>> begin

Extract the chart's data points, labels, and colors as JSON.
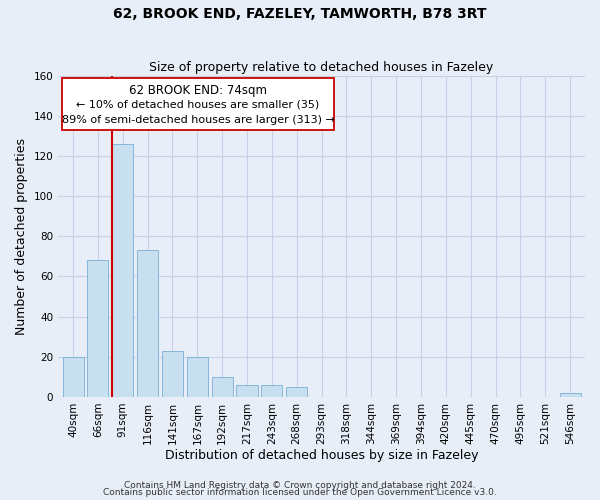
{
  "title": "62, BROOK END, FAZELEY, TAMWORTH, B78 3RT",
  "subtitle": "Size of property relative to detached houses in Fazeley",
  "xlabel": "Distribution of detached houses by size in Fazeley",
  "ylabel": "Number of detached properties",
  "bar_color": "#c8dff0",
  "bar_edge_color": "#7aafd4",
  "categories": [
    "40sqm",
    "66sqm",
    "91sqm",
    "116sqm",
    "141sqm",
    "167sqm",
    "192sqm",
    "217sqm",
    "243sqm",
    "268sqm",
    "293sqm",
    "318sqm",
    "344sqm",
    "369sqm",
    "394sqm",
    "420sqm",
    "445sqm",
    "470sqm",
    "495sqm",
    "521sqm",
    "546sqm"
  ],
  "values": [
    20,
    68,
    126,
    73,
    23,
    20,
    10,
    6,
    6,
    5,
    0,
    0,
    0,
    0,
    0,
    0,
    0,
    0,
    0,
    0,
    2
  ],
  "ylim": [
    0,
    160
  ],
  "yticks": [
    0,
    20,
    40,
    60,
    80,
    100,
    120,
    140,
    160
  ],
  "property_line_color": "#cc0000",
  "annotation_title": "62 BROOK END: 74sqm",
  "annotation_line1": "← 10% of detached houses are smaller (35)",
  "annotation_line2": "89% of semi-detached houses are larger (313) →",
  "annotation_box_facecolor": "#ffffff",
  "annotation_box_edgecolor": "#cc0000",
  "footer_line1": "Contains HM Land Registry data © Crown copyright and database right 2024.",
  "footer_line2": "Contains public sector information licensed under the Open Government Licence v3.0.",
  "background_color": "#e8eef8",
  "grid_color": "#c8d0e8",
  "title_fontsize": 10,
  "subtitle_fontsize": 9,
  "axis_label_fontsize": 9,
  "tick_fontsize": 7.5,
  "footer_fontsize": 6.5
}
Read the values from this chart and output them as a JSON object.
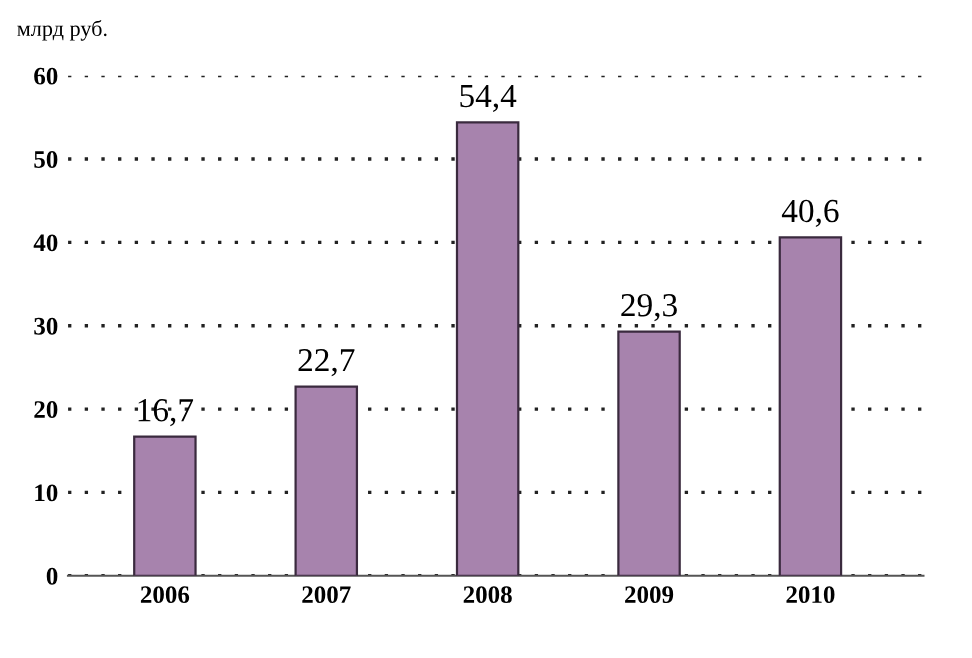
{
  "chart_data": {
    "type": "bar",
    "ylabel": "млрд руб.",
    "categories": [
      "2006",
      "2007",
      "2008",
      "2009",
      "2010"
    ],
    "values": [
      16.7,
      22.7,
      54.4,
      29.3,
      40.6
    ],
    "value_labels": [
      "16,7",
      "22,7",
      "54,4",
      "29,3",
      "40,6"
    ],
    "color": "#a783ad",
    "ylim": [
      0,
      60
    ],
    "yticks": [
      0,
      10,
      20,
      30,
      40,
      50,
      60
    ],
    "grid": "y",
    "line_style": "dotted"
  }
}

>> end

WHAT IS REQUIRED -> Transcribe each line above verbatim, with the pictures left out.

SOLVED PROBLEM ->
Extract the chart's data points, labels, and colors as JSON.
{
  "title": "62, BROOK END, FAZELEY, TAMWORTH, B78 3RT",
  "subtitle": "Size of property relative to detached houses in Fazeley",
  "xlabel": "Distribution of detached houses by size in Fazeley",
  "ylabel": "Number of detached properties",
  "bar_color": "#c8dff0",
  "bar_edge_color": "#7aafd4",
  "categories": [
    "40sqm",
    "66sqm",
    "91sqm",
    "116sqm",
    "141sqm",
    "167sqm",
    "192sqm",
    "217sqm",
    "243sqm",
    "268sqm",
    "293sqm",
    "318sqm",
    "344sqm",
    "369sqm",
    "394sqm",
    "420sqm",
    "445sqm",
    "470sqm",
    "495sqm",
    "521sqm",
    "546sqm"
  ],
  "values": [
    20,
    68,
    126,
    73,
    23,
    20,
    10,
    6,
    6,
    5,
    0,
    0,
    0,
    0,
    0,
    0,
    0,
    0,
    0,
    0,
    2
  ],
  "ylim": [
    0,
    160
  ],
  "yticks": [
    0,
    20,
    40,
    60,
    80,
    100,
    120,
    140,
    160
  ],
  "property_line_color": "#cc0000",
  "annotation_title": "62 BROOK END: 74sqm",
  "annotation_line1": "← 10% of detached houses are smaller (35)",
  "annotation_line2": "89% of semi-detached houses are larger (313) →",
  "annotation_box_facecolor": "#ffffff",
  "annotation_box_edgecolor": "#cc0000",
  "footer_line1": "Contains HM Land Registry data © Crown copyright and database right 2024.",
  "footer_line2": "Contains public sector information licensed under the Open Government Licence v3.0.",
  "background_color": "#e8eef8",
  "grid_color": "#c8d0e8",
  "title_fontsize": 10,
  "subtitle_fontsize": 9,
  "axis_label_fontsize": 9,
  "tick_fontsize": 7.5,
  "footer_fontsize": 6.5
}
Read the values from this chart and output them as a JSON object.
{
  "chart_data": {
    "type": "bar",
    "ylabel": "млрд руб.",
    "categories": [
      "2006",
      "2007",
      "2008",
      "2009",
      "2010"
    ],
    "values": [
      16.7,
      22.7,
      54.4,
      29.3,
      40.6
    ],
    "value_labels": [
      "16,7",
      "22,7",
      "54,4",
      "29,3",
      "40,6"
    ],
    "color": "#a783ad",
    "ylim": [
      0,
      60
    ],
    "yticks": [
      0,
      10,
      20,
      30,
      40,
      50,
      60
    ],
    "grid": "y",
    "line_style": "dotted"
  }
}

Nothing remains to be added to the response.